## Exercise instructions
• 1. In the exhibition review, retype the passage starting with "What: Exhibition of" and going on through "his best works.".
• 2. According to the exhibition review, how much does a family ticket cost?
• 3. Can you rewrite the paragraph of the exhibition review beginning "Frida Kahlo, however, was not at the top" in a shorter form that keeps its main facts?

## Extract to read
** START **

Sunflowers, by Diego Rivera, 1943, oil on canvas - one of the stunning paintings on display in the Frida Kahlo and Diego Rivera exhibition at the Art Gallery of NSW.   Picture: supplied © The Jacques and Natasha Gelman Collection of Mexican Art

Frida and Rivera - one of the great love stories and a top art exhibition

FRIDA KAHLO AND DIEGO RIVERA: FROM THE JACQUES AND NATASHA GELMAN COLLECTION

What: Exhibition of more than 30 artworks by Frida Kahlo and Diegi Rivera and 49 photos
Where: Art Gallery of NSW
When: Exhibition finishes October 9
Tickets: $18, $16 concession, $14 member, $44 family (2 adults + up to 3 children), $8 child (5-17 years), free for children under 5
Getting there: About 10 minutes walk from St James station

The paintings of Diego Rivera have long been among my favourite works of art. I adore the vivid colours, vibrance and iconic imagery of The Flower Sellers, Lilies and Sunflowers series of paintings, which are in strict contrast to the more sombre tones of his extraordinarily powerful murals reflecting the lives of the working class and native peoples of Mexico, which rank among his best works.

Frida Kahlo, however, was not at the top of my list of great artists, mostly because the paintings I had seen were hard paintings - works that came about as a result of the trauma of physical and pyschological events from her childhood and early adult life. Works that were emotionally raw and visually disturbing. Kahlo rejected being tagged as a surrealist but gosh many of her paintings certainly had the appearance of surrealism.

Frida's early childhood affliction with polio and an accident on a bus as a young woman - which damaged her spine and caused her to have 32 operations during her lifetime, resulting in her having to wear a metal corset for the rest of her life - shaped her early works. But the hardest of her paintings came about as a result of the extreme anguish she suffered after a miscarriage. These paintings depicted a butchered Frida, her stomach ripped apart, aborted foetuses and a constant flow of body organs. At times in her life Frida used her personal tragedies as key ideas in her art. Still, I found this side of her work ghoulish and her artworks hardly appealed to me as paintings I would want to hang on my walls.

** END **

## Source excerpt
** START **

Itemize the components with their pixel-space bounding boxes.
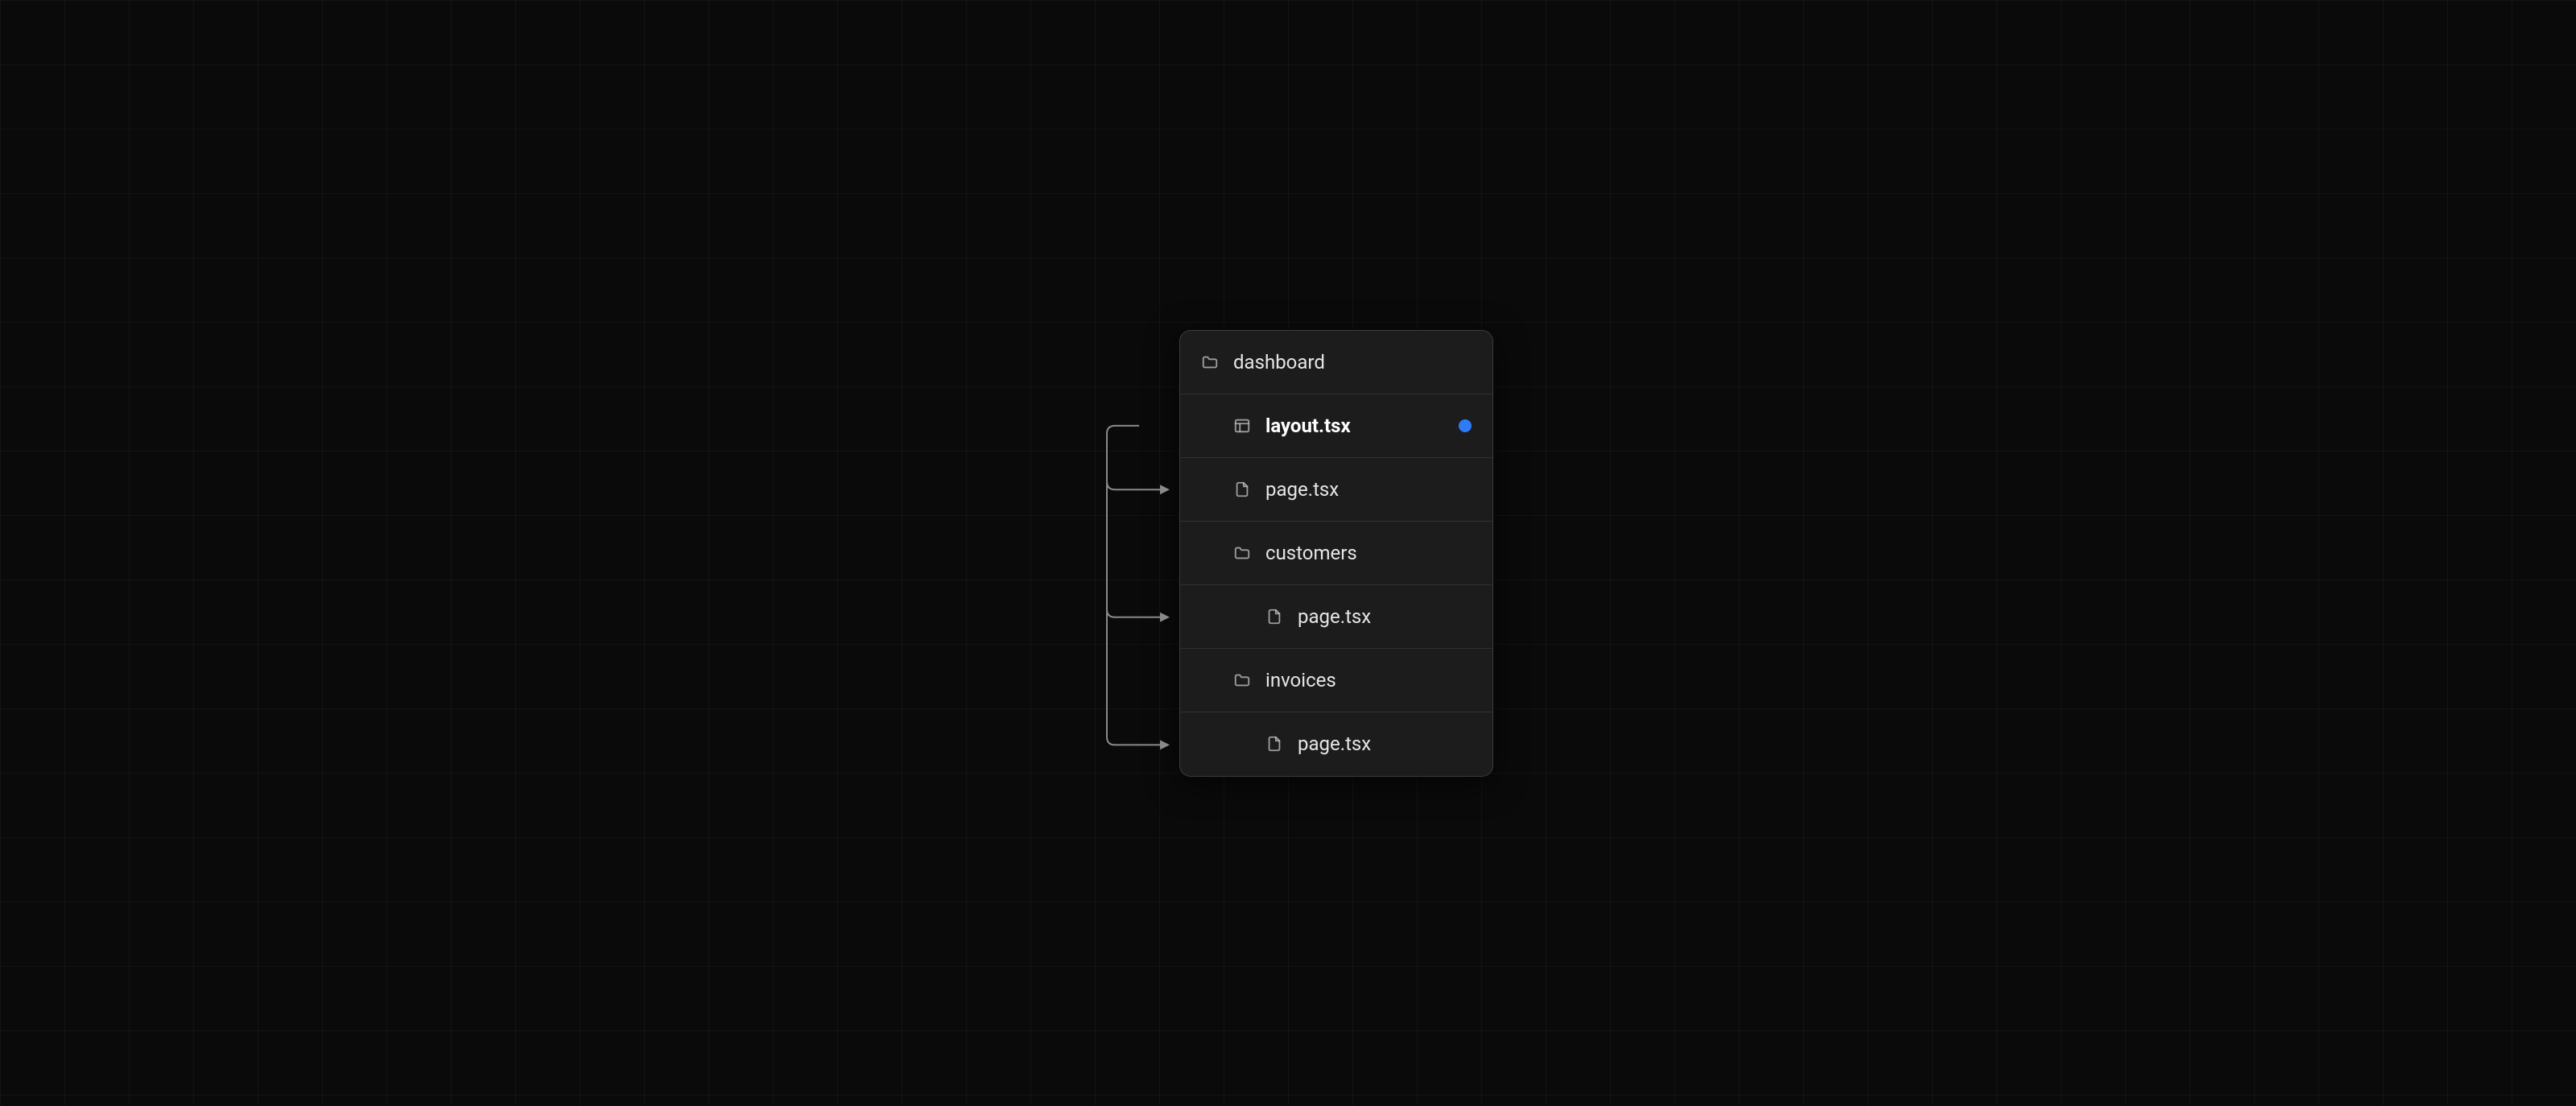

** END **

## Exercise answers
• 1.
What: Exhibition of more than 30 artworks by Frida Kahlo and Diegi Rivera and 49 photos
Where: Art Gallery of NSW
When: Exhibition finishes October 9
Tickets: $18, $16 concession, $14 member, $44 family (2 adults + up to 3 children), $8 child (5-17 years), free for children under 5
Getting there: About 10 minutes walk from St James station

The paintings of Diego Rivera have long been among my favourite works of art. I adore the vivid colours, vibrance and iconic imagery of The Flower Sellers, Lilies and Sunflowers series of paintings, which are in strict contrast to the more sombre tones of his extraordinarily powerful murals reflecting the lives of the working class and native peoples of Mexico, which rank among his best works.

• 2. $44, which covers 2 adults and up to 3 children.

• 3. Frida Kahlo was not among the writer's top artists, mainly because the paintings they had seen were hard works. Those paintings arose from physical and psychological trauma in her childhood and early adult life, and they were emotionally raw and visually disturbing. Kahlo rejected the surrealist label, yet many of her paintings looked surrealist.